» **PROBLEM DETAILS**
What lines in the data below mention the string "name"? Copy them out.

Stored records
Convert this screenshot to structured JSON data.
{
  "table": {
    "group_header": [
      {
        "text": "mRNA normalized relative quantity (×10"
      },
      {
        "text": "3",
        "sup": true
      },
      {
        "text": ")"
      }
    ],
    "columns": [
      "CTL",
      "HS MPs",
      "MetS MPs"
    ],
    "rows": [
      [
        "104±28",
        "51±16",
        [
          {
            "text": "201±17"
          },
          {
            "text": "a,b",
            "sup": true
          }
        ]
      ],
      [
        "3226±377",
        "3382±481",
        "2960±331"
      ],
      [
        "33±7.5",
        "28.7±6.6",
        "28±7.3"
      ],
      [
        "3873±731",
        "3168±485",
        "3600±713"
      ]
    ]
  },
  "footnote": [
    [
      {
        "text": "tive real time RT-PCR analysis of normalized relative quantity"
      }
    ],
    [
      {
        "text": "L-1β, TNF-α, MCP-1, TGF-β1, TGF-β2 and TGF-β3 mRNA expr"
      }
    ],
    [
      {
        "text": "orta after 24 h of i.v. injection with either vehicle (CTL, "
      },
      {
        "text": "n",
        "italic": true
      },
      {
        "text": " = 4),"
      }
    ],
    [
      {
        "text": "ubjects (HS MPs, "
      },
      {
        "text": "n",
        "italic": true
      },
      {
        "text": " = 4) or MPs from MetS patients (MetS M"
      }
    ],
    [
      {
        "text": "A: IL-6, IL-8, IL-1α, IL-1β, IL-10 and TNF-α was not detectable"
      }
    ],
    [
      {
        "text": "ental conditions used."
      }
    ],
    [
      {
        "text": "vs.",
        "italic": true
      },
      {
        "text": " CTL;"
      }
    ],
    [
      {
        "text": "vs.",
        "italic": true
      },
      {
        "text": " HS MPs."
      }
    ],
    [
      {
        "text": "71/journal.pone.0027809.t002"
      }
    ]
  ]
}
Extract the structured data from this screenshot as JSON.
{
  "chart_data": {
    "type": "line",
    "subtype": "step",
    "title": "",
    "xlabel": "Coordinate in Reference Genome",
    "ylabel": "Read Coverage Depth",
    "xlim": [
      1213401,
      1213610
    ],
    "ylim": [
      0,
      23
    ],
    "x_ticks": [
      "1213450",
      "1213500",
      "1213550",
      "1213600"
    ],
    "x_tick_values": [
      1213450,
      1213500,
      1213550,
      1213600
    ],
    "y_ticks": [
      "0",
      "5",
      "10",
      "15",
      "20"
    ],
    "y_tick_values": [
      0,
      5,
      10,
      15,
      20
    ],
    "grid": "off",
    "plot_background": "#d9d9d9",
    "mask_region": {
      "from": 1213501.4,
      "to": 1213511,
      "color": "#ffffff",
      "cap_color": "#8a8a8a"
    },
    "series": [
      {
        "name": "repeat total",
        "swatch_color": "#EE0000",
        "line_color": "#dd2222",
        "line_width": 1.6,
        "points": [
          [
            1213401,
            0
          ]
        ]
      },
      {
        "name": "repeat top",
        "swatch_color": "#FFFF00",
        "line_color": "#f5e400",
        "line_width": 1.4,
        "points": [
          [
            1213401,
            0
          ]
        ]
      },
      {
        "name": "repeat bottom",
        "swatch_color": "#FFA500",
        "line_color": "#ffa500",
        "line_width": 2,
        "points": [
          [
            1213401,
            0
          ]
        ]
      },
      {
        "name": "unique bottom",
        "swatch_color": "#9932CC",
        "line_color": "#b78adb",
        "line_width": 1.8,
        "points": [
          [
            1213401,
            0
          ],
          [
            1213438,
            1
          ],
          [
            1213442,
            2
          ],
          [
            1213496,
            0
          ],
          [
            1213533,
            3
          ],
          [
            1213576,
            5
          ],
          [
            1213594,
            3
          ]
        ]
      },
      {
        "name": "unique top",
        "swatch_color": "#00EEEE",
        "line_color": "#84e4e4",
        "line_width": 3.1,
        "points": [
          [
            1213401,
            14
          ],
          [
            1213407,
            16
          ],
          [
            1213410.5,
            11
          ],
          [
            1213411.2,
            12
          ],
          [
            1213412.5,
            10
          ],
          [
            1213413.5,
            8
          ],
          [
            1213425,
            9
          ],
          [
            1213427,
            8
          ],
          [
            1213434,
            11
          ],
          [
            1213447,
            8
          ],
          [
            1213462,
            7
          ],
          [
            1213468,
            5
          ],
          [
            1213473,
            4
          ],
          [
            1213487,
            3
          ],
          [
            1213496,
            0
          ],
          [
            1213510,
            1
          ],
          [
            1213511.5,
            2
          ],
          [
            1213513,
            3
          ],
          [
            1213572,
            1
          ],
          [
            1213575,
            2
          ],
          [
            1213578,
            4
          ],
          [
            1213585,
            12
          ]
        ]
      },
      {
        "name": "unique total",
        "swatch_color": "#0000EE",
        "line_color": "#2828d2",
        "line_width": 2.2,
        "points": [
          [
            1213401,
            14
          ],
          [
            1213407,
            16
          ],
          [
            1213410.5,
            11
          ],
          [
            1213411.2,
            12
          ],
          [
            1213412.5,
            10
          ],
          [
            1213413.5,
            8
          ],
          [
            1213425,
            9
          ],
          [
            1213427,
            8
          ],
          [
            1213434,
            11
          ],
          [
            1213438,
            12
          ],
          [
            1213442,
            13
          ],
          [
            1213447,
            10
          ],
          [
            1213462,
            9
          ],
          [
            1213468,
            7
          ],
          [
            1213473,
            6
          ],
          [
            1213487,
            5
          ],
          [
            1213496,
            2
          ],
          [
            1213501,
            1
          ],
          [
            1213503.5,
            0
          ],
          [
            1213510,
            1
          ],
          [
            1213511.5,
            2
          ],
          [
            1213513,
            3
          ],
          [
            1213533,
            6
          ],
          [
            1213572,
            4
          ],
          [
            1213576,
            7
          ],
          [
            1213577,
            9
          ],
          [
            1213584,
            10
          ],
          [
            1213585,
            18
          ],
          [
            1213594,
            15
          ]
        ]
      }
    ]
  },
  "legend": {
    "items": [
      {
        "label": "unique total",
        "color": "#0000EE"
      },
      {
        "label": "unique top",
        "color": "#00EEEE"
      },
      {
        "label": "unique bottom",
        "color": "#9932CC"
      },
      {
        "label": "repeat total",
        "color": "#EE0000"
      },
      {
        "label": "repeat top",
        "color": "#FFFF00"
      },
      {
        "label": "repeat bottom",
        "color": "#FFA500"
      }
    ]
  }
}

» **SOLUTION FOR THIS TASK**
        "name": "repeat total",
        "name": "repeat top",
        "name": "repeat bottom",
        "name": "unique bottom",
        "name": "unique top",
        "name": "unique total",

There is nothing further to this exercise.